=== Dataset extract ===

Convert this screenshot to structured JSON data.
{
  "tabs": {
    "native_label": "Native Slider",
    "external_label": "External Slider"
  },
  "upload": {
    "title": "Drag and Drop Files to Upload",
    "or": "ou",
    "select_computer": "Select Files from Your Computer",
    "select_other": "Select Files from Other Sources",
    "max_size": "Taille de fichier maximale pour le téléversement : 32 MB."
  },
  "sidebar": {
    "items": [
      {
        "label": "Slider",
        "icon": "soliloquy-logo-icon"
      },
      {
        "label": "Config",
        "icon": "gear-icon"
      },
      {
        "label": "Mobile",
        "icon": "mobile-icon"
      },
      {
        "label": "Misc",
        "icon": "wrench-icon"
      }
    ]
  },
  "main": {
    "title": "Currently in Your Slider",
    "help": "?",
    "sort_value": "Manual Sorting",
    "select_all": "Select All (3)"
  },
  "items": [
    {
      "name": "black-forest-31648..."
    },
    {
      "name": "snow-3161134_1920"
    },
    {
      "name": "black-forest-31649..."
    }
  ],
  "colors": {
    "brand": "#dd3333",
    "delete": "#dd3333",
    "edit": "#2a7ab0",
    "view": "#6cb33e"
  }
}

===

Emit the full listing verbatim.

▸ **Response below**:
Convert this screenshot to structured JSON data.
{
  "tabs": {
    "native_label": "Native Slider",
    "external_label": "External Slider"
  },
  "upload": {
    "title": "Drag and Drop Files to Upload",
    "or": "ou",
    "select_computer": "Select Files from Your Computer",
    "select_other": "Select Files from Other Sources",
    "max_size": "Taille de fichier maximale pour le téléversement : 32 MB."
  },
  "sidebar": {
    "items": [
      {
        "label": "Slider",
        "icon": "soliloquy-logo-icon"
      },
      {
        "label": "Config",
        "icon": "gear-icon"
      },
      {
        "label": "Mobile",
        "icon": "mobile-icon"
      },
      {
        "label": "Misc",
        "icon": "wrench-icon"
      }
    ]
  },
  "main": {
    "title": "Currently in Your Slider",
    "help": "?",
    "sort_value": "Manual Sorting",
    "select_all": "Select All (3)"
  },
  "items": [
    {
      "name": "black-forest-31648..."
    },
    {
      "name": "snow-3161134_1920"
    },
    {
      "name": "black-forest-31649..."
    }
  ],
  "colors": {
    "brand": "#dd3333",
    "delete": "#dd3333",
    "edit": "#2a7ab0",
    "view": "#6cb33e"
  }
}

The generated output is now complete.